Исходный текст
:::::
Для домашней сцены Златоуст (амплуа Клюева) и Златоцвет (амплуа Есенина) одевались попроще, но все с тем же «крестьянским уклоном». Надежда Плевицкая вспоминала: «Клюев бывал у меня. Он нуждался и жил вместе с Сергеем Есениным, о котором всегда говорил с большой нежностью, называя его “златокудрым юношей”. Талант Есенина он почитал высоко. Однажды он привел ко мне “златокудрого”. Оба поэта были в поддевках. Есенин обличьем был настоящий деревенский щеголь, и в его стихах, которые он читал, чувствовалось подражание Клюеву. Сначала Есенин стеснялся, как девушка, а потом осмелел и за обедом стал подтрунивать над Клюевым. Тот ежился и втягивал голову в плечи, опускал глаза и разглядывал пальцы, на которых вместо ногтей были поперечные, синеватые полоски.
– Ах, Сереженька, еретик, – говорил он тончайшим голосом.
Задержимся на утверждении Плевицкой, будто Клюев «нуждался». Конечно, нуждался, но не настолько, чтобы занашивать якобы единственную рубашку до нищенской ветхости – сестра песнопевца была дама со средствами. И прибеднялся не только потому, что смолоду привык прибедняться. Меж ним и Плевицкой был уговор: дать по весне несколько совместных концертов в провинции. Мероприятие считалось благотворительным, в пользу воинов, но Клюев надеялся, что ловкая Надежда спроводит хотя бы на хороший прожиток. А не сумеет, пусть сама и платит за харч. Олонецкий песнопевец не брезговал жить за чужой счет даже тогда, когда бывал при хороших деньгах и даже как-то оживал, веселел, если это ему удавалось. Тратить свои кровные физически не мог. Тратить чужие любил и делал это с размахом, получая от собственной размашистости неизъяснимое наслаждение. Золотая рыбка на клюевский хитроумный крючок не попалась, вильнула звездным – жемчуга да яхонты – хвостиком и ушла в открытое море. А Есенин, простофиля, клюнул. 16 ноября, как мы помним, он получил за «Радуницу» сто двадцать пять рублей (сумма по тем временам солидная), а в декабре уже вынужден просить у издателя еще двадцать пять в счет будущего гонорара. Однако и эти червончики с помощью Клюева улетучились как дым, и Сергей Александрович под нажимом благодетеля сочиняет пренеприятнейшее прошение в Общество для пособия нуждающимся литераторам и ученым, тем более неприятное, что просьба о вспомоществовании обращена к Разумнику Васильевичу Иванову-Разумнику, человеку благороднейших правил: «С войной мне нынешний год пришлось ехать в Ревель пробивать паклю, но ввиду нездоровности я вернулся. Приходится жить литературным трудом, но очень тяжело. Дома на родине у меня семья, которая нуждается в моей помощи. Разумник Васильевич, я попросил бы Вас похлопотать в Литературном фонде о ссуде руб. в 200. Дабы я не поскору должон был искать себе заработок и имел возможность выбрать его».
:::::
Перечни расположения элементов

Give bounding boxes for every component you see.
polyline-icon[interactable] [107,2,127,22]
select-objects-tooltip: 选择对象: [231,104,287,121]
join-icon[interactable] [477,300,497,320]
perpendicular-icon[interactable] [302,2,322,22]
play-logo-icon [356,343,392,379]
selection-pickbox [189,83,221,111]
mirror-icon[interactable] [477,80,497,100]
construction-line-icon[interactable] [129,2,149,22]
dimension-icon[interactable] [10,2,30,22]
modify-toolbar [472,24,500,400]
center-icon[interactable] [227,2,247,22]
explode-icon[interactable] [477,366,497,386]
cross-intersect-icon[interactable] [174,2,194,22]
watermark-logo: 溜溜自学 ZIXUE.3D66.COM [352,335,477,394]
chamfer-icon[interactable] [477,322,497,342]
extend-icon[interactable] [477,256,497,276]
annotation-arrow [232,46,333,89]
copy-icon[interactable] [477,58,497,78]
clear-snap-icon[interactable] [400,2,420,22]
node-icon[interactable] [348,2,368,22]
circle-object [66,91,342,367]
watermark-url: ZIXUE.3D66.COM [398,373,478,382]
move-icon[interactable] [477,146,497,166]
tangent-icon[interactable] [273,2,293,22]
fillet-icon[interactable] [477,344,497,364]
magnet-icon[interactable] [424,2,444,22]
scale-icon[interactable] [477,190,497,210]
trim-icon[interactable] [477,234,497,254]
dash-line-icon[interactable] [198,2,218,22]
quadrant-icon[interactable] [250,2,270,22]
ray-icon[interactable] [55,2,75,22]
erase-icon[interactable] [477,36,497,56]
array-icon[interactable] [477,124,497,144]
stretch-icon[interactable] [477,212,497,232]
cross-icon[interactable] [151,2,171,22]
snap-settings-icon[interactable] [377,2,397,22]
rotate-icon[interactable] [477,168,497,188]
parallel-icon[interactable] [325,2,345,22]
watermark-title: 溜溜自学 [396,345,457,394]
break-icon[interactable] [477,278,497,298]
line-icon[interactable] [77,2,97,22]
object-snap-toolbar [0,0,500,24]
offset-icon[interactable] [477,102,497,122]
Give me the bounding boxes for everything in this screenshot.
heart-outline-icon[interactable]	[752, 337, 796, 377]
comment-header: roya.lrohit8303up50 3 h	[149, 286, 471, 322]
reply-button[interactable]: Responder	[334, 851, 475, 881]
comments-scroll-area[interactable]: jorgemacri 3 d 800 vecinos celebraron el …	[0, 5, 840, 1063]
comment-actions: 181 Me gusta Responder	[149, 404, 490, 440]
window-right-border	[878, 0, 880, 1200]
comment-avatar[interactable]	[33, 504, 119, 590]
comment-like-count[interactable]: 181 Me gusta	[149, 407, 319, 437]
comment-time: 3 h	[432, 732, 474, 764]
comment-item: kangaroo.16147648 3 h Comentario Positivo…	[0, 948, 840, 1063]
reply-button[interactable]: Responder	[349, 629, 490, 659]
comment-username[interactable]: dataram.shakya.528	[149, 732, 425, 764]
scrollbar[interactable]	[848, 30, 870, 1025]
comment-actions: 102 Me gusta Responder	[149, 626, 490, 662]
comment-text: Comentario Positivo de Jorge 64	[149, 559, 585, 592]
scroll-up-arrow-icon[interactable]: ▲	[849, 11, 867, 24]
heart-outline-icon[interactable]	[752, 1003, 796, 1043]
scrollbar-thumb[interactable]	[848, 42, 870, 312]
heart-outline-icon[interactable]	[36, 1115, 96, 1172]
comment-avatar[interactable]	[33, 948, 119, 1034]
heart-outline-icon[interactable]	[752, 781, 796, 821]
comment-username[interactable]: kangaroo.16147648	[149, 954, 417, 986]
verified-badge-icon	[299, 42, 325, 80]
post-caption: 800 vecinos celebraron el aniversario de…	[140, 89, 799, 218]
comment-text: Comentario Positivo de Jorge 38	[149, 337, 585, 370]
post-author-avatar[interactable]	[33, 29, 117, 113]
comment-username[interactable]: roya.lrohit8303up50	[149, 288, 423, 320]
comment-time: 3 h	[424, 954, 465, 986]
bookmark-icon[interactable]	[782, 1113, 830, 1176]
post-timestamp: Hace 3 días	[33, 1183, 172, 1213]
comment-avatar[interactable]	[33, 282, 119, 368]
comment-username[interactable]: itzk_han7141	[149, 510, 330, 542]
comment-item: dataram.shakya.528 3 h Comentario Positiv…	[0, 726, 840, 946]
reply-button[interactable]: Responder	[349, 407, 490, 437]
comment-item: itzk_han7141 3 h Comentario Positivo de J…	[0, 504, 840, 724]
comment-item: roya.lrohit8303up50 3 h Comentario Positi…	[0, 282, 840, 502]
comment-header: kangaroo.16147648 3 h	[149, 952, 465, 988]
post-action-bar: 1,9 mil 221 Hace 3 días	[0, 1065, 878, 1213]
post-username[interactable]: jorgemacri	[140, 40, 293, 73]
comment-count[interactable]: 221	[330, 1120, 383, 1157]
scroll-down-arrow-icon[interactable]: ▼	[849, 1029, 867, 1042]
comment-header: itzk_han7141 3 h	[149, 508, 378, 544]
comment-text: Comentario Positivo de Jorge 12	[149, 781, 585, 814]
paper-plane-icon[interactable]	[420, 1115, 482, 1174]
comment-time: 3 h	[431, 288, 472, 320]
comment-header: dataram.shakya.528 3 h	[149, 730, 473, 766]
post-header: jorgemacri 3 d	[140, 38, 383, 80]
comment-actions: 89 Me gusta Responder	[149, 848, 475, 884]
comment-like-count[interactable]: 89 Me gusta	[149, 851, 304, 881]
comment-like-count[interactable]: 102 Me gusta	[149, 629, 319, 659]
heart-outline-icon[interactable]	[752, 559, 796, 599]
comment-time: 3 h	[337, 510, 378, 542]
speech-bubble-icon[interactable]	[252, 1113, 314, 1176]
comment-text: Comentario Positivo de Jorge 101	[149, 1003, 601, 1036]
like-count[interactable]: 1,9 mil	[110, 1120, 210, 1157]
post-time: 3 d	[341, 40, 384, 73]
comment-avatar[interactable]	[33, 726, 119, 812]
:::::
Ваша задача
Почему прошение Есенина в Общество для пособия нуждающимся литераторам и ученым было особенно неприятным, если верить тексту о Клюеве и Есенине?

Итог задания
Потому что просьба о вспомоществовании была обращена к Разумнику Васильевичу Иванову-Разумнику, человеку благороднейших правил.